吡格列酮保护缺氧复氧诱导乳鼠心肌细胞凋亡的离子通道机制

目的观察吡格列酮对缺氧复氧大鼠心肌细胞凋亡的保护作用,并探讨保护作用与ATP敏感性钾通道开放的关系。方法原代培养的SD乳鼠心肌细胞,分为8组:溶媒组、缺氧复氧组、0.1μmol/L吡格列酮组、1 μmol/L吡格列酮组、2μmol/L吡格列酮组、2μmol/L吡格列酮+30μmol/L HMR-1098组、2μmol/L吡格列酮+0.5mmol/L 5-羟基葵酸盐(5-HD)组、2μmol/L吡格列酮+30μmol/L HMR-1098+0.5 mmol/L 5-HD组。利用膜联蛋白-V与碘化丙啶双染法及Hoechst 33258染色法检测心肌细胞凋亡。结果缺氧复氧组乳鼠心肌细胞发生明显凋亡,经吡格列酮预处理后减少心肌细胞凋亡(P<0.05);与0.1μmol/L、1μmol/L及2μmol/L吡格列酮组比较,5-HD削弱吡格列酮抑制心肌细胞凋亡的作用(P<0.05),HMR-1098无作用(P>0.05)。结论吡格列酮对缺氧复氧乳鼠心肌细胞凋亡具有保护作用,线粒体ATP敏感性钾通道的开放可能介导了吡格列酮的保护作用。

任务要求
上面这篇关于吡格列酮的摘要把原代培养的乳鼠心肌细胞分成了哪几组?请全部列出。

提取信息
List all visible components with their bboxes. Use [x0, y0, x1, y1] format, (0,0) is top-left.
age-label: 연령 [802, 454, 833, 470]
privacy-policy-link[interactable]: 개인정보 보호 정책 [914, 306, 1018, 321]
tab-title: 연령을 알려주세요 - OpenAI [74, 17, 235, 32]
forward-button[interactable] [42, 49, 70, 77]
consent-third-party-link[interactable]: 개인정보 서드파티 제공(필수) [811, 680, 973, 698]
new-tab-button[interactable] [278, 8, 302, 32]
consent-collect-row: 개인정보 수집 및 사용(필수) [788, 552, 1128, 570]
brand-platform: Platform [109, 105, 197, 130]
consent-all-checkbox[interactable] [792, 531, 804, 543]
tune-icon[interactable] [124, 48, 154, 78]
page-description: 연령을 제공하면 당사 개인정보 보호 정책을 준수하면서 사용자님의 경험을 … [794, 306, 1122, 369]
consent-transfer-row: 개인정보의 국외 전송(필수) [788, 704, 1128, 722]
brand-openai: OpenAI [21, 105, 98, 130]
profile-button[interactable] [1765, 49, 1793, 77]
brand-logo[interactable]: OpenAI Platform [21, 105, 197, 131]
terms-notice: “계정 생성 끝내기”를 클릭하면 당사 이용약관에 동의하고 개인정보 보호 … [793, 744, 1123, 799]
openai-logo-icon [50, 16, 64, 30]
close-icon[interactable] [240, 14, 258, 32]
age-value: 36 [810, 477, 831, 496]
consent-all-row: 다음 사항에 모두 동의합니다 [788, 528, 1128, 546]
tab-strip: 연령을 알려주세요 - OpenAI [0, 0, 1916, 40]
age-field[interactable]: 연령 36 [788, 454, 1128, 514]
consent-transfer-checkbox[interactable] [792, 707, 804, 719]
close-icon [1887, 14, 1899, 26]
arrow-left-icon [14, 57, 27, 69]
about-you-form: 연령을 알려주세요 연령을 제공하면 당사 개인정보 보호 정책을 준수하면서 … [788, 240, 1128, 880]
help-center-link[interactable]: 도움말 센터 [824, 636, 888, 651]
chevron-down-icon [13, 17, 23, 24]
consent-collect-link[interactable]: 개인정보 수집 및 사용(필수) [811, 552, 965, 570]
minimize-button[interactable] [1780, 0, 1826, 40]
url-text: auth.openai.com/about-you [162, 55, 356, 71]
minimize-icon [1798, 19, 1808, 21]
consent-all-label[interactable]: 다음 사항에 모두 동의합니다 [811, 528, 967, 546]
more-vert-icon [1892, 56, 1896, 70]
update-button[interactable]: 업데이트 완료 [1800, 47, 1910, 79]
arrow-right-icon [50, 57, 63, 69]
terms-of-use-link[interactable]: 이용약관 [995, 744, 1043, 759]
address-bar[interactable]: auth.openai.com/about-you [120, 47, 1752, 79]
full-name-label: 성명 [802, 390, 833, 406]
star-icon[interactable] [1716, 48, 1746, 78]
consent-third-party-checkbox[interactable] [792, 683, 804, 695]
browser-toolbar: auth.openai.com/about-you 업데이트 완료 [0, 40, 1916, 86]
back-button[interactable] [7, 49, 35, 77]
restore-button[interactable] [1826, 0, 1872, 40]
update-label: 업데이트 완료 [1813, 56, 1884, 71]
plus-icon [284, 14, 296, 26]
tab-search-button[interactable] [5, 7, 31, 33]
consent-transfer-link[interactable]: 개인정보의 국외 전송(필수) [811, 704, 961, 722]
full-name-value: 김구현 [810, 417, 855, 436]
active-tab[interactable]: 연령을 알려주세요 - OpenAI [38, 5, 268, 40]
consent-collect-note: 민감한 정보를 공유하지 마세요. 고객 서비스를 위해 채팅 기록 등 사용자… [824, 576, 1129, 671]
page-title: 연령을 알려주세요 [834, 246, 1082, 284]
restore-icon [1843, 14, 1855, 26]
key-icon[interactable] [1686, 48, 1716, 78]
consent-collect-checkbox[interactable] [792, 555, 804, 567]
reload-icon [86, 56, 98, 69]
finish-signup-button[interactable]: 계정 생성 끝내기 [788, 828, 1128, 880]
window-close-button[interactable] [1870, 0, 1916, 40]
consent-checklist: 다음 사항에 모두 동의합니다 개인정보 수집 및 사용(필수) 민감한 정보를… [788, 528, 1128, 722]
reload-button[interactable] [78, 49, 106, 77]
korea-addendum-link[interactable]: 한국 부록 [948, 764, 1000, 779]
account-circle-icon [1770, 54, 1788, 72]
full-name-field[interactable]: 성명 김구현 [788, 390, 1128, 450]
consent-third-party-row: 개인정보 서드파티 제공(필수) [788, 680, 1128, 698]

练习答复
1. 溶媒组
2. 缺氧复氧组
3. 0.1 μmol/L吡格列酮组
4. 1 μmol/L吡格列酮组
5. 2 μmol/L吡格列酮组
6. 2 μmol/L吡格列酮+30 μmol/L HMR-1098组
7. 2 μmol/L吡格列酮+0.5 mmol/L 5-HD组
8. 2 μmol/L吡格列酮+30 μmol/L HMR-1098+0.5 mmol/L 5-HD组